28 April, 2023
Good Business Book Club: Ravenous, by Henry Dimbleby
The food we eat is killing us, and the planet. What should be a source of joy and sustenance is making us fat, burdening healthcare systems and harming the environment. Not a surprise: we know that ultra-processed food is bad for us, we know that there is an obesity pandemic, we know that modern farming practices contribute to carbon emissions and damage nature. But we don’t often stop and think about the connections between these issues, or consider that solving one of these challenges may mean addressing all of them.
In 2019, Henry Dimbleby was asked by the government to produce a national food strategy that responded to the question of how we can feed ourselves affordably without destroying our own health and the health of the planet. The National Food Strategy, published in 2021, was widely considered to be a thoughtful and creative response to this question, and yet, in Dimbleby’s words, the government response in 2022 was not a strategy but a “handful of disparate policy ideas” chosen for the fact they are relatively uncontroversial. His new book, Ravenous, feels like a pointed response to this failure of imagination, going deep into the challenges and highlighting the connections between them, and setting out a way forward.

******************************

▸ **Your assignment**
Go on with the book club review of Ravenous from the point where it stops. The records that follow were gathered from a different source than the text.

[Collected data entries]
******************************

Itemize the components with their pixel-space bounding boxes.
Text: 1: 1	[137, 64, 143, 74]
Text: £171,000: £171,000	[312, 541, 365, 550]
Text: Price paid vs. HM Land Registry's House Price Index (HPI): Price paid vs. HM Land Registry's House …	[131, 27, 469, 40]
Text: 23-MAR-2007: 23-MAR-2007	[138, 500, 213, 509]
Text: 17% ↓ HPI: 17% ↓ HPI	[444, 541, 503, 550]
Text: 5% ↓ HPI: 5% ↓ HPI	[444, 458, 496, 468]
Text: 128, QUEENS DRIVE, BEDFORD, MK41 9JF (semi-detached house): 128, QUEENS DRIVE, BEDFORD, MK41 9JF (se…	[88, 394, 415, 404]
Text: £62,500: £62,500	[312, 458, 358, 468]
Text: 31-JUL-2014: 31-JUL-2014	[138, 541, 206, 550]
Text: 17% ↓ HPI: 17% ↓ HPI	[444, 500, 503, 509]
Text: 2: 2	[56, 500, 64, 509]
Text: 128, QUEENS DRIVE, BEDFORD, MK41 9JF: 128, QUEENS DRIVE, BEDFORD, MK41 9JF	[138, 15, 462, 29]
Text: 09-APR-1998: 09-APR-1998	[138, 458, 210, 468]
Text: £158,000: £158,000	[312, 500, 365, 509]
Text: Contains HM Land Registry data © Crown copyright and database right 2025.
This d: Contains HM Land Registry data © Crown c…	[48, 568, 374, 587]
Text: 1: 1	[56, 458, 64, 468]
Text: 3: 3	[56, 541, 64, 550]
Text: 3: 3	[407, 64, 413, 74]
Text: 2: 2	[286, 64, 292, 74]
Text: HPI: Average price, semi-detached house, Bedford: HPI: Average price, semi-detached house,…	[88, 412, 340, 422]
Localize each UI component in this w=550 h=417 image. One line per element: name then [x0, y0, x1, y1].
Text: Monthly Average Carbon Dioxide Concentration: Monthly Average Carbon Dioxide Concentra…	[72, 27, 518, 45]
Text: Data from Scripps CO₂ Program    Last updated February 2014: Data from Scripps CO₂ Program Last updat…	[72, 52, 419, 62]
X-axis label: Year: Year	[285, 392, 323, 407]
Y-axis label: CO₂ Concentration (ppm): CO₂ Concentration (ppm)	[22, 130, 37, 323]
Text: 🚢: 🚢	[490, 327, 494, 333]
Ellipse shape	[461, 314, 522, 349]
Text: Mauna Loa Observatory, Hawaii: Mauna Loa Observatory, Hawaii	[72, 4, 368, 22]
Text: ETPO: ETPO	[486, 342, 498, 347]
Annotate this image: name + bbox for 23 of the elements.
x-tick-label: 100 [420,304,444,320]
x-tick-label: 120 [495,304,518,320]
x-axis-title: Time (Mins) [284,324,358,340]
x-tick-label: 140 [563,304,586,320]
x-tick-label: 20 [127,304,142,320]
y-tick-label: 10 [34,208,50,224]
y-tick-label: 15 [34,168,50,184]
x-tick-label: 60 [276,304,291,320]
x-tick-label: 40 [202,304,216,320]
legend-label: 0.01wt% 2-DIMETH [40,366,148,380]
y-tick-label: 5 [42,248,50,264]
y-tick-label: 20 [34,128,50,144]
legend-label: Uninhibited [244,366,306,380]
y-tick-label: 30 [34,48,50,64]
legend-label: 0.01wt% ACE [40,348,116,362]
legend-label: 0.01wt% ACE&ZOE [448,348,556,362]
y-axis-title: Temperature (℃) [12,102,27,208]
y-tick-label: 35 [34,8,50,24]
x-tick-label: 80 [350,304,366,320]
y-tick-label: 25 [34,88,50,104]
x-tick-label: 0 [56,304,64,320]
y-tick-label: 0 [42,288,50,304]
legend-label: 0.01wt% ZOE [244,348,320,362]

******************************

▸ **Answer to the problem**
That way forward isn’t simple. Changing systems is hard; changing a system as complex and essential as the food system, when there are so many players who have so much at stake, seems almost impossible. It needs regulation, so that companies who have already made significant voluntary changes aren’t penalised compared to their laggard competitors when consumers, conditioned by biology to seek high calorie food, exercise their right to choose. It needs innovation, and investment in education and support for people on low incomes, and creative policy responses and changes in land use.
Ravenous is both broad and deep – topics range from overfishing, food poverty, crash diets, the impact of exercise and food waste to marketing and behaviour change, geopolitics and fake meat, and while it’s all meticulously referenced, it’s also covered lightly and with anecdotes and examples that make it a compelling read. And while you may have encountered a lot of what is covered elsewhere, you are unlikely to have read anything that joins the dots so clearly and effectively, or which will give you quite so much food for thought.